Records supplied
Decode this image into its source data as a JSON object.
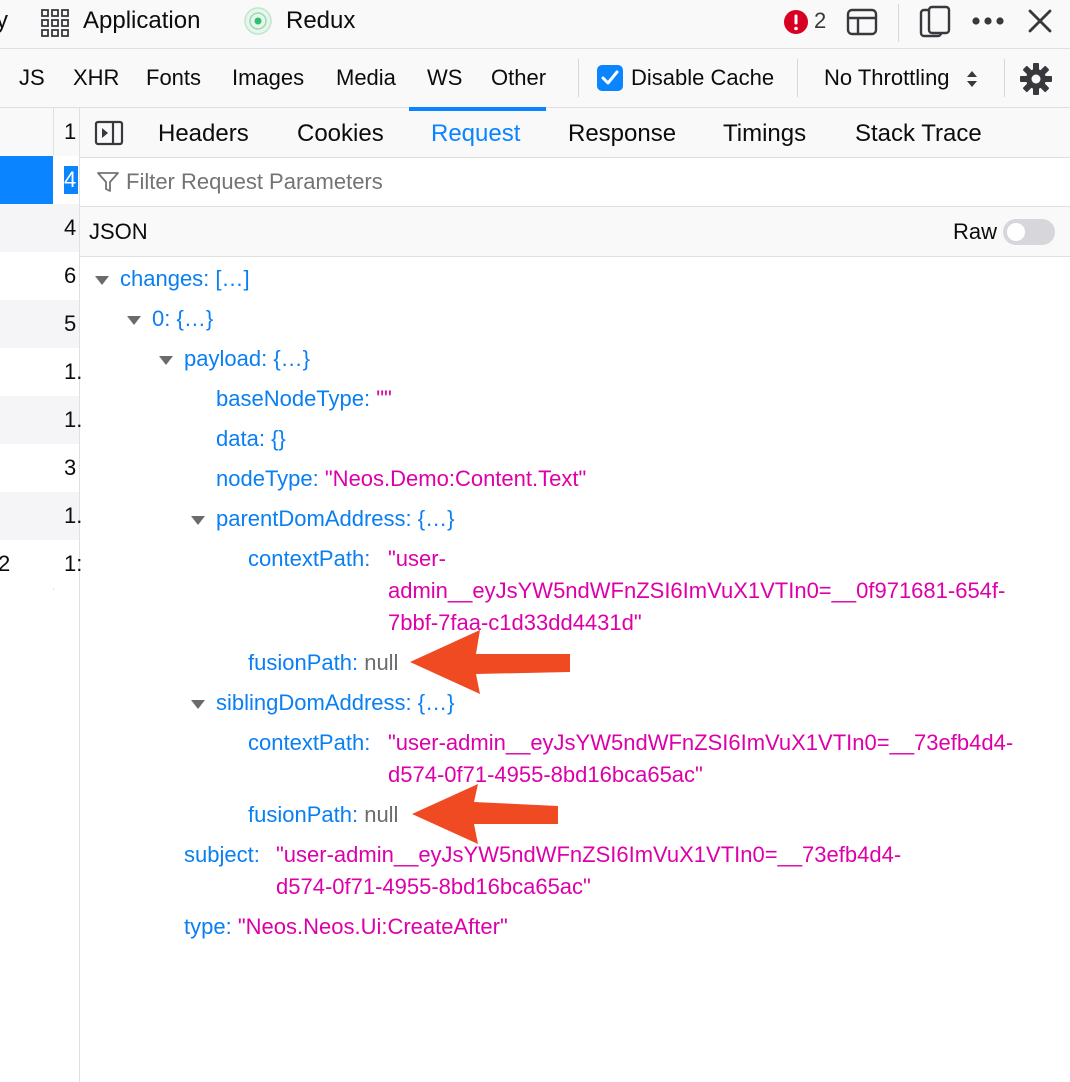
{
  "toolbar": {
    "partial_left": "y",
    "tabs": [
      "Application",
      "Redux"
    ],
    "error_count": "2"
  },
  "typebar": {
    "filters": [
      "JS",
      "XHR",
      "Fonts",
      "Images",
      "Media",
      "WS",
      "Other"
    ],
    "disable_cache_label": "Disable Cache",
    "disable_cache_checked": true,
    "throttling": "No Throttling"
  },
  "request_list": {
    "header_num": "1",
    "rows": [
      {
        "num": "4",
        "selected": true,
        "lead": ""
      },
      {
        "num": "4",
        "selected": false,
        "lead": ""
      },
      {
        "num": "6",
        "selected": false,
        "lead": ""
      },
      {
        "num": "5",
        "selected": false,
        "lead": ""
      },
      {
        "num": "1.",
        "selected": false,
        "lead": ""
      },
      {
        "num": "1.",
        "selected": false,
        "lead": ""
      },
      {
        "num": "3",
        "selected": false,
        "lead": ""
      },
      {
        "num": "1.",
        "selected": false,
        "lead": ""
      },
      {
        "num": "1:",
        "selected": false,
        "lead": "2"
      }
    ]
  },
  "detail": {
    "tabs": [
      "Headers",
      "Cookies",
      "Request",
      "Response",
      "Timings",
      "Stack Trace"
    ],
    "active_tab": "Request",
    "filter_placeholder": "Filter Request Parameters",
    "json_label": "JSON",
    "raw_label": "Raw",
    "raw_enabled": false
  },
  "tree": {
    "changes_key": "changes:",
    "changes_val": "[…]",
    "item0_key": "0:",
    "item0_val": "{…}",
    "payload_key": "payload:",
    "payload_val": "{…}",
    "baseNodeType_key": "baseNodeType:",
    "baseNodeType_val": "\"\"",
    "data_key": "data:",
    "data_val": "{}",
    "nodeType_key": "nodeType:",
    "nodeType_val": "\"Neos.Demo:Content.Text\"",
    "parentDom_key": "parentDomAddress:",
    "parentDom_val": "{…}",
    "p_contextPath_key": "contextPath:",
    "p_contextPath_l1": "\"user-",
    "p_contextPath_l2": "admin__eyJsYW5ndWFnZSI6ImVuX1VTIn0=__0f971681-654f-",
    "p_contextPath_l3": "7bbf-7faa-c1d33dd4431d\"",
    "p_fusionPath_key": "fusionPath:",
    "p_fusionPath_val": "null",
    "siblingDom_key": "siblingDomAddress:",
    "siblingDom_val": "{…}",
    "s_contextPath_key": "contextPath:",
    "s_contextPath_l1": "\"user-admin__eyJsYW5ndWFnZSI6ImVuX1VTIn0=__73efb4d4-",
    "s_contextPath_l2": "d574-0f71-4955-8bd16bca65ac\"",
    "s_fusionPath_key": "fusionPath:",
    "s_fusionPath_val": "null",
    "subject_key": "subject:",
    "subject_l1": "\"user-admin__eyJsYW5ndWFnZSI6ImVuX1VTIn0=__73efb4d4-",
    "subject_l2": "d574-0f71-4955-8bd16bca65ac\"",
    "type_key": "type:",
    "type_val": "\"Neos.Neos.Ui:CreateAfter\""
  },
  "colors": {
    "accent": "#0a84ff",
    "json_key": "#0a7ff2",
    "json_string": "#dd00a9",
    "annotation_arrow": "#f04a23",
    "error_badge": "#d70022"
  }
}
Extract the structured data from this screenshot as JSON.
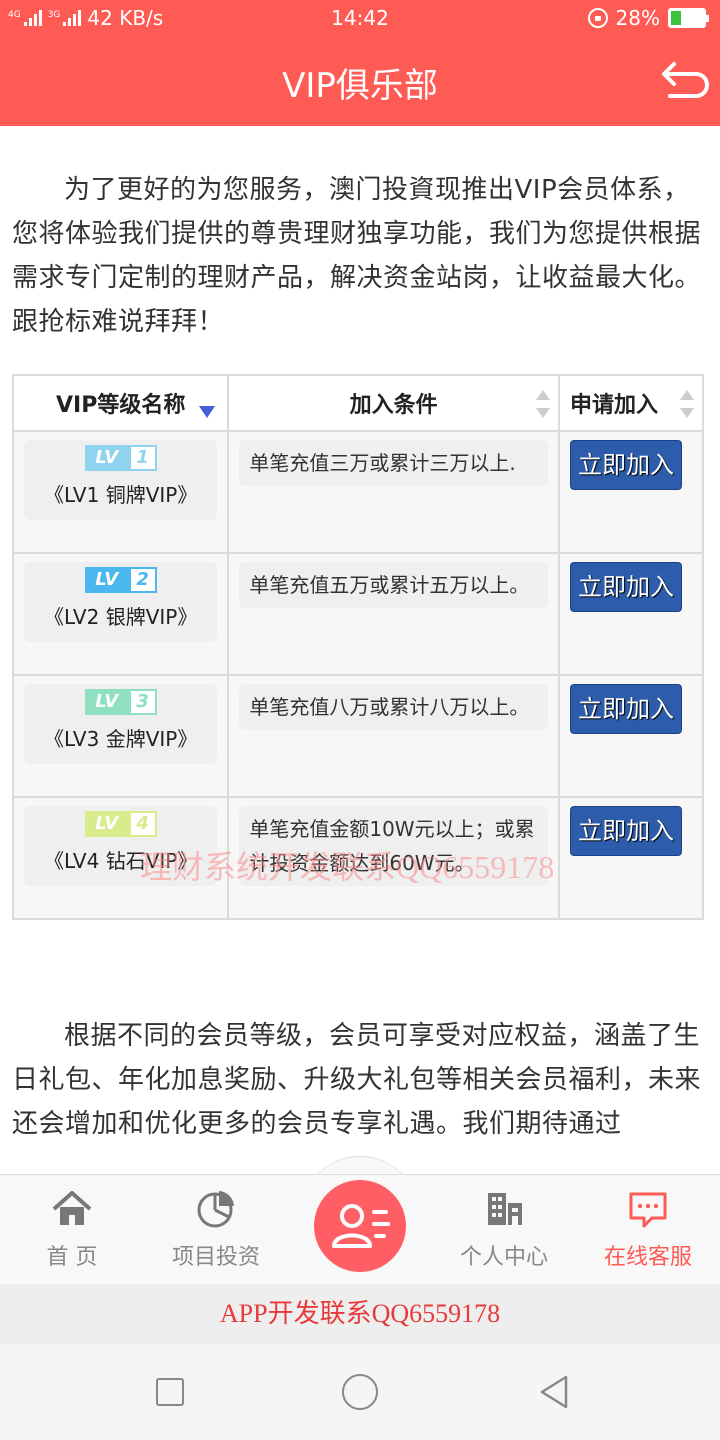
{
  "status_bar": {
    "network": "4G",
    "network2": "3G",
    "speed": "42 KB/s",
    "time": "14:42",
    "battery": "28%",
    "battery_level": 0.28
  },
  "header": {
    "title": "VIP俱乐部",
    "back_icon": "return-arrow-icon"
  },
  "intro_text": "为了更好的为您服务，澳门投資现推出VIP会员体系，您将体验我们提供的尊贵理财独享功能，我们为您提供根据需求专门定制的理财产品，解决资金站岗，让收益最大化。跟抢标难说拜拜！",
  "table": {
    "headers": [
      "VIP等级名称",
      "加入条件",
      "申请加入"
    ],
    "rows": [
      {
        "badge_text": "LV",
        "badge_num": "1",
        "badge_color": "#8fd3ef",
        "name": "《LV1 铜牌VIP》",
        "condition": "单笔充值三万或累计三万以上.",
        "button": "立即加入"
      },
      {
        "badge_text": "LV",
        "badge_num": "2",
        "badge_color": "#4ab8ee",
        "name": "《LV2 银牌VIP》",
        "condition": "单笔充值五万或累计五万以上。",
        "button": "立即加入"
      },
      {
        "badge_text": "LV",
        "badge_num": "3",
        "badge_color": "#8fe0c0",
        "name": "《LV3 金牌VIP》",
        "condition": "单笔充值八万或累计八万以上。",
        "button": "立即加入"
      },
      {
        "badge_text": "LV",
        "badge_num": "4",
        "badge_color": "#d8ec8c",
        "name": "《LV4 钻石VIP》",
        "condition": "单笔充值金额10W元以上；或累计投资金额达到60W元。",
        "button": "立即加入"
      }
    ]
  },
  "watermark": "理财系统开发联系QQ6559178",
  "benefits_text": "根据不同的会员等级，会员可享受对应权益，涵盖了生日礼包、年化加息奖励、升级大礼包等相关会员福利，未来还会增加和优化更多的会员专享礼遇。我们期待通过",
  "tabbar": {
    "items": [
      {
        "label": "首 页",
        "icon": "home-icon"
      },
      {
        "label": "项目投资",
        "icon": "pie-chart-icon"
      },
      {
        "label": "",
        "icon": "user-card-icon"
      },
      {
        "label": "个人中心",
        "icon": "building-icon"
      },
      {
        "label": "在线客服",
        "icon": "chat-bubble-icon"
      }
    ]
  },
  "footer_text": "APP开发联系QQ6559178",
  "colors": {
    "brand": "#ff5b55",
    "button": "#2c5caa",
    "active_tab": "#ff5b55"
  }
}
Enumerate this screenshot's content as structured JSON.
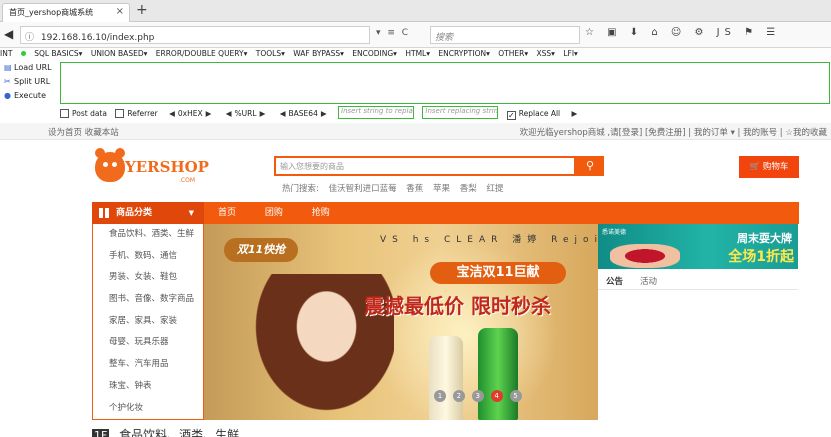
{
  "browser": {
    "tab_title": "首页_yershop商城系统",
    "tab_close": "×",
    "new_tab": "+",
    "back": "◀",
    "url_info": "ⓘ",
    "url": "192.168.16.10/index.php",
    "url_icons": "▾ ≡ C",
    "search_placeholder": "搜索",
    "nav_icons": "☆ ▣ ⬇ ⌂ ☺ ⚙ JS ⚑ ☰"
  },
  "hackbar": {
    "menu": [
      "INT",
      "SQL BASICS▾",
      "UNION BASED▾",
      "ERROR/DOUBLE QUERY▾",
      "TOOLS▾",
      "WAF BYPASS▾",
      "ENCODING▾",
      "HTML▾",
      "ENCRYPTION▾",
      "OTHER▾",
      "XSS▾",
      "LFI▾"
    ],
    "load_url": "Load URL",
    "split_url": "Split URL",
    "execute": "Execute",
    "post_data": "Post data",
    "referrer": "Referrer",
    "hex": "0xHEX",
    "url_enc": "%URL",
    "base64": "BASE64",
    "insert_string": "Insert string to replace",
    "insert_replacing": "Insert replacing string",
    "replace_all": "Replace All"
  },
  "site": {
    "topbar_left": "设为首页 收藏本站",
    "topbar_right": "欢迎光临yershop商城 ,请[登录] [免费注册]  |  我的订单 ▾  |  我的账号  |  ☆我的收藏",
    "logo_text": "YERSHOP",
    "logo_com": ".COM",
    "search_placeholder": "输入您想要的商品",
    "search_icon": "⚲",
    "hot_label": "热门搜索:",
    "hot_words": [
      "佳沃智利进口蓝莓",
      "香蕉",
      "苹果",
      "香梨",
      "红提"
    ],
    "cart": "🛒 购物车",
    "category_title": "商品分类",
    "category_arrow": "▼",
    "nav_links": [
      "首页",
      "团购",
      "抢购"
    ],
    "categories": [
      "食品饮料、酒类、生鲜",
      "手机、数码、通信",
      "男装、女装、鞋包",
      "图书、音像、数字商品",
      "家居、家具、家装",
      "母婴、玩具乐器",
      "整车、汽车用品",
      "珠宝、钟表",
      "个护化妆"
    ],
    "banner": {
      "logos": "VS hs CLEAR 潘婷 Rejoice 伊卡璐",
      "tag": "双11快抢",
      "sub": "宝洁双11巨献",
      "headline": "震撼最低价 限时秒杀",
      "dots": [
        "1",
        "2",
        "3",
        "4",
        "5"
      ]
    },
    "side_ad": {
      "brand": "悉诺美德",
      "line1": "周末耍大牌",
      "line2": "全场1折起"
    },
    "news_tabs": [
      "公告",
      "活动"
    ],
    "floor_num": "1F",
    "floor_title": "食品饮料、酒类、生鲜"
  }
}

Description of the task
Look through the data above. Copy every line with the string "this" in it.

Expected answer
Decode this image into its source data as a JSON object.
Extract the structured data from this screenshot as JSON.
Enumerate this screenshot's content as structured JSON.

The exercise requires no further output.